"""
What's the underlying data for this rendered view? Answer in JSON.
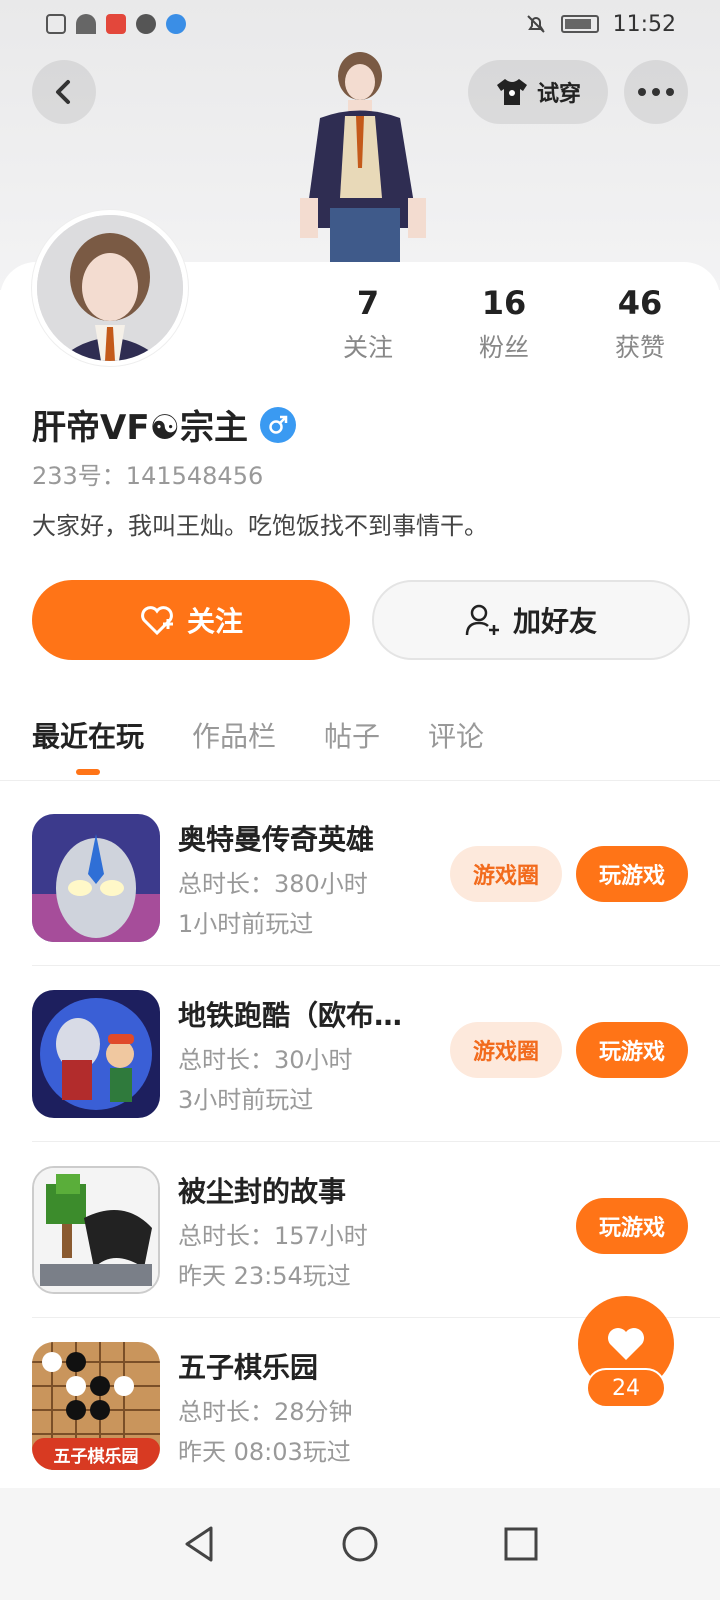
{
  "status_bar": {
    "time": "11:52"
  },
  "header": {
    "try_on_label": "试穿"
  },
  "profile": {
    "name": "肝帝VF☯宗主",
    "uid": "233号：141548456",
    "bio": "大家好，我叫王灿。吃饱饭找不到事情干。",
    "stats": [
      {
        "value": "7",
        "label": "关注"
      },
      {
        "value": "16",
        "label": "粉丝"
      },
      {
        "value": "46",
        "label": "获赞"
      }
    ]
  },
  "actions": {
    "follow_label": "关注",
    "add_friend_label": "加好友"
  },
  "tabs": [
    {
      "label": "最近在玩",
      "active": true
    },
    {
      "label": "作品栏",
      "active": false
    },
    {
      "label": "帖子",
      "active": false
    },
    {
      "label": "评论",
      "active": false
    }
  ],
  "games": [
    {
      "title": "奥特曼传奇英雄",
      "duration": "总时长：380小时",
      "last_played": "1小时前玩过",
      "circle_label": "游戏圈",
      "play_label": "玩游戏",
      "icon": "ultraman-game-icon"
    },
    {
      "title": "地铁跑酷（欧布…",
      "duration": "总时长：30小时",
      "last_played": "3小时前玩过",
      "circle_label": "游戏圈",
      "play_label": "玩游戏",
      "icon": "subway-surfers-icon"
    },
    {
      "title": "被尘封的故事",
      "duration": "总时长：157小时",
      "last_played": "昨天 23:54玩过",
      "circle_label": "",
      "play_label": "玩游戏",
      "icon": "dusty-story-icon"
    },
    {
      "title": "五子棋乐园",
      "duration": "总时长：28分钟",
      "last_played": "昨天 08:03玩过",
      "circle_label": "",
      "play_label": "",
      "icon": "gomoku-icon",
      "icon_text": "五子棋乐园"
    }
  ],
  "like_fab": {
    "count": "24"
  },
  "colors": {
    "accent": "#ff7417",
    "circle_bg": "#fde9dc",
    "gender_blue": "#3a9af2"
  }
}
"""
"""
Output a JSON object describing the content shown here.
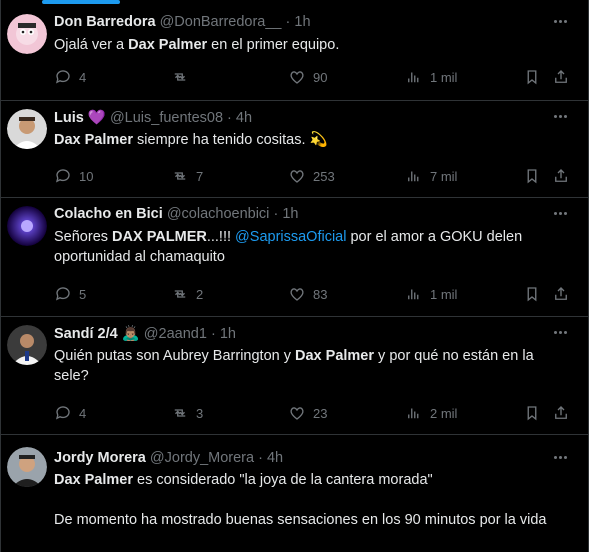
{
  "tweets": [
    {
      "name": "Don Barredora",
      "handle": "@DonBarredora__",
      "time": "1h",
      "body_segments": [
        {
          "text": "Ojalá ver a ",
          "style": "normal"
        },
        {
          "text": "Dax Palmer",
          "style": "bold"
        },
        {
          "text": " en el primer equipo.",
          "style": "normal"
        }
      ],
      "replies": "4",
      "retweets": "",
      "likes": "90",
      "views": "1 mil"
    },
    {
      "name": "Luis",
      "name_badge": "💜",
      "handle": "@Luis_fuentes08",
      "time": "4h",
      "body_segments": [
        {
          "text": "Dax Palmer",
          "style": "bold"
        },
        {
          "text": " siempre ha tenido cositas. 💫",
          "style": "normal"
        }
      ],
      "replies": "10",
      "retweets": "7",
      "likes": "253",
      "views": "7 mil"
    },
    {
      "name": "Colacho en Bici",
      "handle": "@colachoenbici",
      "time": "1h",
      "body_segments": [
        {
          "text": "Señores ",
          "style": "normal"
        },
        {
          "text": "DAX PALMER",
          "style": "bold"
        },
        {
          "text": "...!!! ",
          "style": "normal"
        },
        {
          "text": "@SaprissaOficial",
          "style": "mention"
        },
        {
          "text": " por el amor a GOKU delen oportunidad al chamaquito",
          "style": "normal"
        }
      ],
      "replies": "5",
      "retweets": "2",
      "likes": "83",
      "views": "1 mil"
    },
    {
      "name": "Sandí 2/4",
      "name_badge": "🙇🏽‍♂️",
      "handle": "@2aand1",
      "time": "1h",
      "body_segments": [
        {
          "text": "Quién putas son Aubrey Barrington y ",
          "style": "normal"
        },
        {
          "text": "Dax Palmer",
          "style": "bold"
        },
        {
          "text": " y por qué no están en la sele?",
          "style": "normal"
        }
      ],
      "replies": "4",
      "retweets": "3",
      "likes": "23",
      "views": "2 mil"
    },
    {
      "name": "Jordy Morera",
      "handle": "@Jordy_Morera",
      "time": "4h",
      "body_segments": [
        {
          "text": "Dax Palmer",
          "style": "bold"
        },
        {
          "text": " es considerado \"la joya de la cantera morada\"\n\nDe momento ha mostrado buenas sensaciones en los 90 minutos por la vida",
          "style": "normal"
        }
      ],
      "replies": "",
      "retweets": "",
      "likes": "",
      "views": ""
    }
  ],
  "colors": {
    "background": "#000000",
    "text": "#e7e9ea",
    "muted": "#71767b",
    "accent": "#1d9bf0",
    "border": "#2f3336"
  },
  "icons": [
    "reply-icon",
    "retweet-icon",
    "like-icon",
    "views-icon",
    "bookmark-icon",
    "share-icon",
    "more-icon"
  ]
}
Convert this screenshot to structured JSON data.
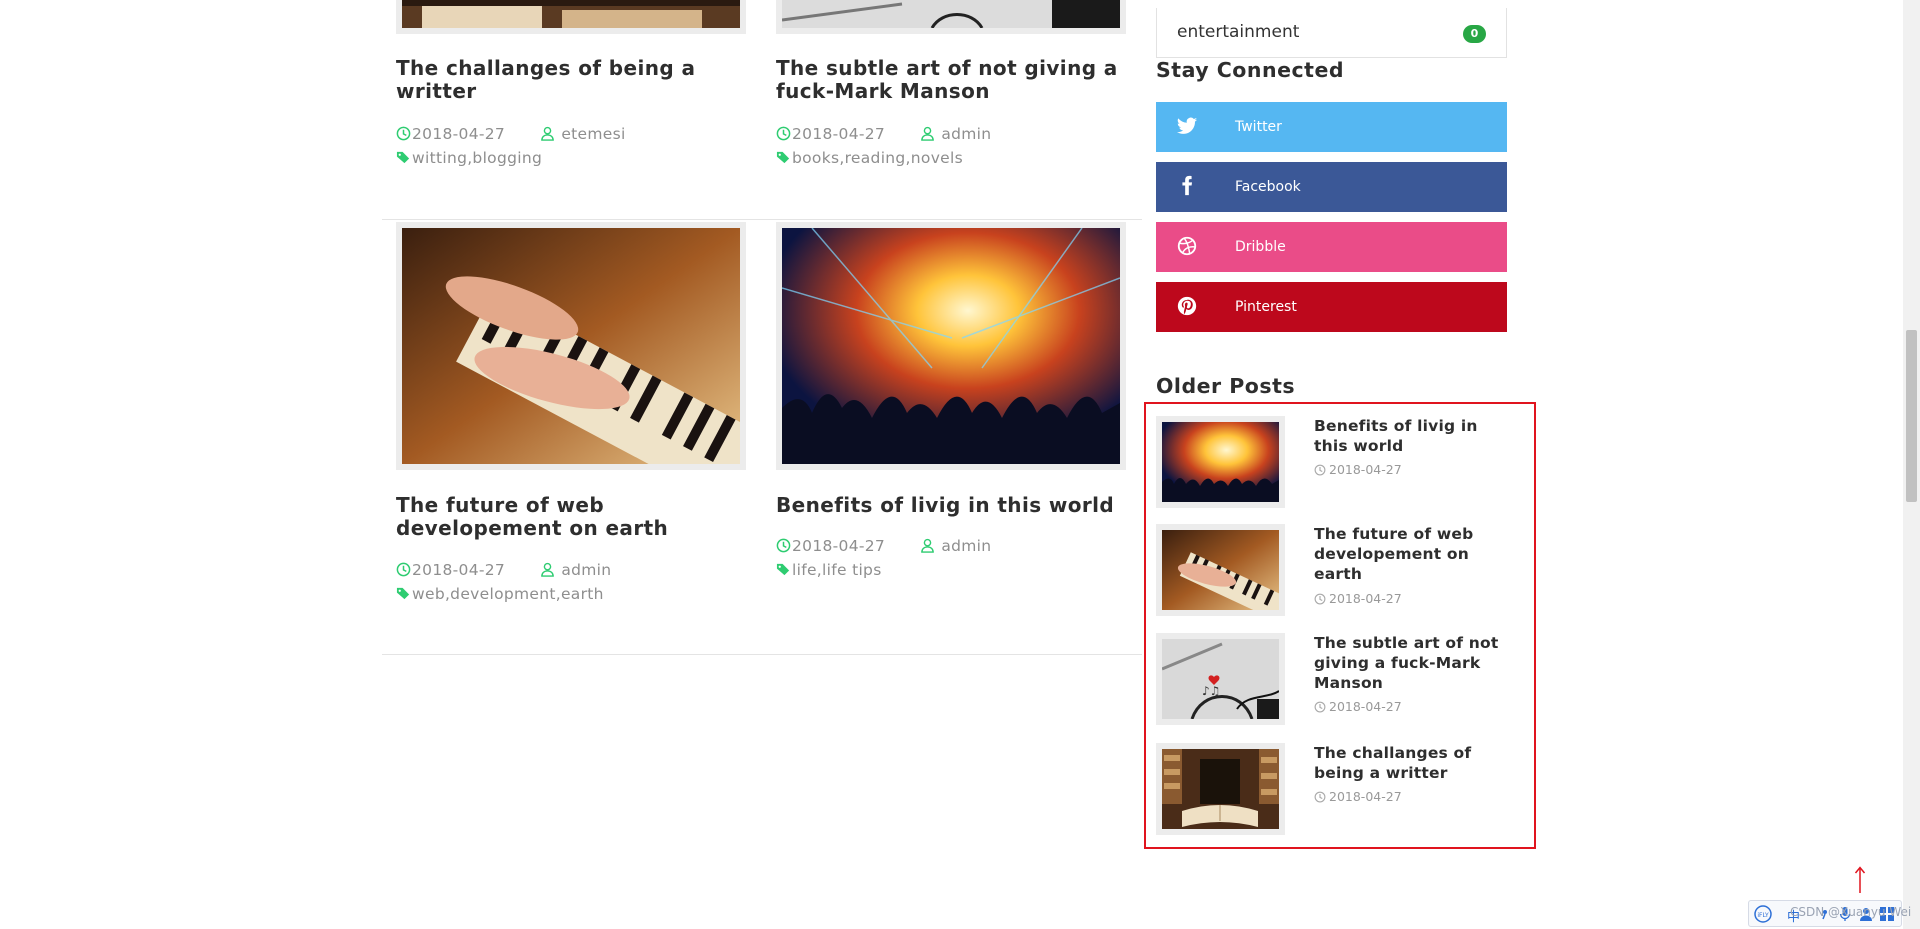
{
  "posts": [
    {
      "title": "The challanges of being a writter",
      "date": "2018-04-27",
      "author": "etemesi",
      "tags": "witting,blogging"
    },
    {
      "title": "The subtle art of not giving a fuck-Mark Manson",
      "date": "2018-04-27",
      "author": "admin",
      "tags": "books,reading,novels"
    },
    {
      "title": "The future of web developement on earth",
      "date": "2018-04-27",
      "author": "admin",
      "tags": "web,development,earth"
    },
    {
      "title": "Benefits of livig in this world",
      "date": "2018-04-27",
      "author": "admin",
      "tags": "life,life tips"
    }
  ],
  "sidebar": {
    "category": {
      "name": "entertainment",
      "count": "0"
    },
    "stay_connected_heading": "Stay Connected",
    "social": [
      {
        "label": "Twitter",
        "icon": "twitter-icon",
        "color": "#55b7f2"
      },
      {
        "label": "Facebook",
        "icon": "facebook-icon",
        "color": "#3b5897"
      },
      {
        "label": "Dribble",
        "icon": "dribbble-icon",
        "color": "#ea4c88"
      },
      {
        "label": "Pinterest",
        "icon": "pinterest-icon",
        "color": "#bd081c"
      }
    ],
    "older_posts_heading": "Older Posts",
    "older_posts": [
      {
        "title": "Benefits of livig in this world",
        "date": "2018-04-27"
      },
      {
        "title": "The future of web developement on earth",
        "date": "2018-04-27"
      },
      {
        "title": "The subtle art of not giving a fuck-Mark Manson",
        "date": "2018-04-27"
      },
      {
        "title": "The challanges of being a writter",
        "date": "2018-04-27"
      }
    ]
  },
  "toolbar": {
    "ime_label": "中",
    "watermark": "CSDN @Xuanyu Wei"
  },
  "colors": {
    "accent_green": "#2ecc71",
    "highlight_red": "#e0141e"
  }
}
"""
"""
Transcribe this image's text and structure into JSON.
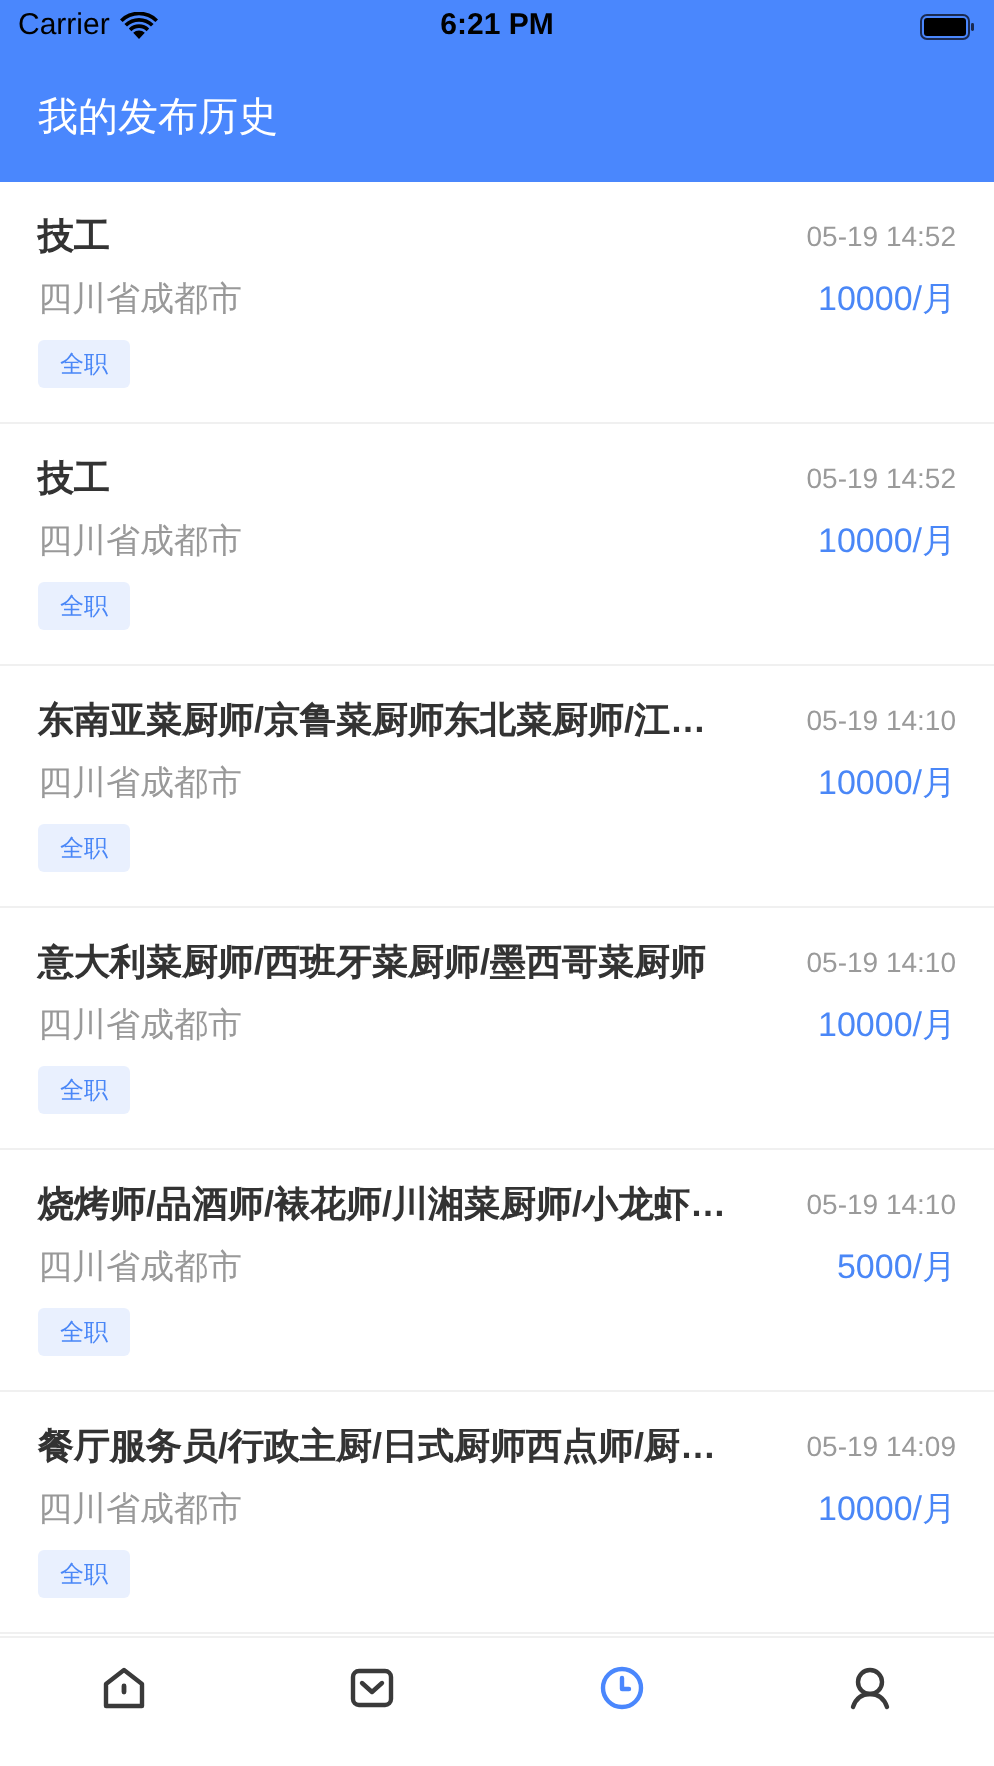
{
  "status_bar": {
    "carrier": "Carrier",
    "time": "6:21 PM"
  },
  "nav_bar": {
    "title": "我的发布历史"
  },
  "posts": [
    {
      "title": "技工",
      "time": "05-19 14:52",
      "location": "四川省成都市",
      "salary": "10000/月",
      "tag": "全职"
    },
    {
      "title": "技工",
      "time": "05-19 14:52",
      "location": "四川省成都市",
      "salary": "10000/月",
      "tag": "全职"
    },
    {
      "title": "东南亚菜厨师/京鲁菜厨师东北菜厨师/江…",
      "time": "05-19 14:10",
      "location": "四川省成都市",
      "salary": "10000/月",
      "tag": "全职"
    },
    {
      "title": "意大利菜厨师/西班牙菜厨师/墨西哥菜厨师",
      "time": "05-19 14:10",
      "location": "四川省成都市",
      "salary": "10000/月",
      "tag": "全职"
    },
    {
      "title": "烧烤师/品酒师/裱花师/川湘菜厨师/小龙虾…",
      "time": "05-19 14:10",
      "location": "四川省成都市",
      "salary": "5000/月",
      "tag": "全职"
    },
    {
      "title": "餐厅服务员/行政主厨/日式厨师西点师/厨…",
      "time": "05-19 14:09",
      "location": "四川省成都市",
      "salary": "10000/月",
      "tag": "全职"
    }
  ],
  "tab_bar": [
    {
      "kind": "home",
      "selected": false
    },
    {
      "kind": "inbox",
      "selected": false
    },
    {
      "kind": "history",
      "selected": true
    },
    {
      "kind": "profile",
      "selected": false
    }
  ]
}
"""
* Required work
Search the records for the word "this" and copy every line where it occurs.

* Response to the task
What's the underlying data for this rendered view? Answer in JSON.
Convert this screenshot to structured JSON data.
      "title": "Benefits of livig in this world",
        "title": "Benefits of livig in this world",
Transcribe this image's text and structure into JSON.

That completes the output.